## Exercise instructions:
In the data below, find every line that has the string "true", and copy it.

## Exercise materials:
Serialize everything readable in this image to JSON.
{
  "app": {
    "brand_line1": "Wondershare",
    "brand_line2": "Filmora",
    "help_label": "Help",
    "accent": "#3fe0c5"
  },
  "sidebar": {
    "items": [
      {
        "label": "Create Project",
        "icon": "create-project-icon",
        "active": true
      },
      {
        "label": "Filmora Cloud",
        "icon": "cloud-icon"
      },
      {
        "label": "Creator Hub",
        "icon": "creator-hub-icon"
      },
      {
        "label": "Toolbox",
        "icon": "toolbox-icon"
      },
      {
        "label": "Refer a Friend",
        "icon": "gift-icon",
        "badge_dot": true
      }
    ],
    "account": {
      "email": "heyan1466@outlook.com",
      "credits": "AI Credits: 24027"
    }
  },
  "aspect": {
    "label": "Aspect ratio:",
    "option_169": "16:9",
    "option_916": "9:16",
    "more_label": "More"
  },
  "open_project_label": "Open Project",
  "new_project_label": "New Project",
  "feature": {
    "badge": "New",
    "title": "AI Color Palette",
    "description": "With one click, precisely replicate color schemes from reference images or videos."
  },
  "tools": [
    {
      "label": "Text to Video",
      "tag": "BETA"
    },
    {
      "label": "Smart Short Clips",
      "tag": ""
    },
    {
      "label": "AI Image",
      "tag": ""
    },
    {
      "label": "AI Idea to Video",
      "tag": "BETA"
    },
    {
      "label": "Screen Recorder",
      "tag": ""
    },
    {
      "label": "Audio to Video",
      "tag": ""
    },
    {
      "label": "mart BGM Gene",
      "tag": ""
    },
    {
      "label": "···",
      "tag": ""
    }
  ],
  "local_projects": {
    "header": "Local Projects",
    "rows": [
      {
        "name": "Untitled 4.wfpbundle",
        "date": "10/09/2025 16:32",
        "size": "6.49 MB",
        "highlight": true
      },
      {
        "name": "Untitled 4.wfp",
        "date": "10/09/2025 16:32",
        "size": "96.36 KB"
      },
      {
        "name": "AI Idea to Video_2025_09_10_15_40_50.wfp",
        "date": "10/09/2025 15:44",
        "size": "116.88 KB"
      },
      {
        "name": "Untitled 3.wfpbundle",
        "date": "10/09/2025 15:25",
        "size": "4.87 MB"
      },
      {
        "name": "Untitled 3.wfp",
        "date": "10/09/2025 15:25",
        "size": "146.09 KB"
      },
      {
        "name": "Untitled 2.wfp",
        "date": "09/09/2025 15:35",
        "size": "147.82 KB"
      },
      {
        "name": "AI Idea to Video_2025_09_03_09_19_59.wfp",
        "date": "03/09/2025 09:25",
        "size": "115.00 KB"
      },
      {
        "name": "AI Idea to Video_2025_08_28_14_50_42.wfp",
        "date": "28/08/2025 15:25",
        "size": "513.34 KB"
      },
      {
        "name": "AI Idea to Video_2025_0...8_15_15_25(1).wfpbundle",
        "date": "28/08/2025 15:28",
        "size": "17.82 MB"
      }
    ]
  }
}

## Result for this exercise:
        "active": true
        "badge_dot": true
        "highlight": true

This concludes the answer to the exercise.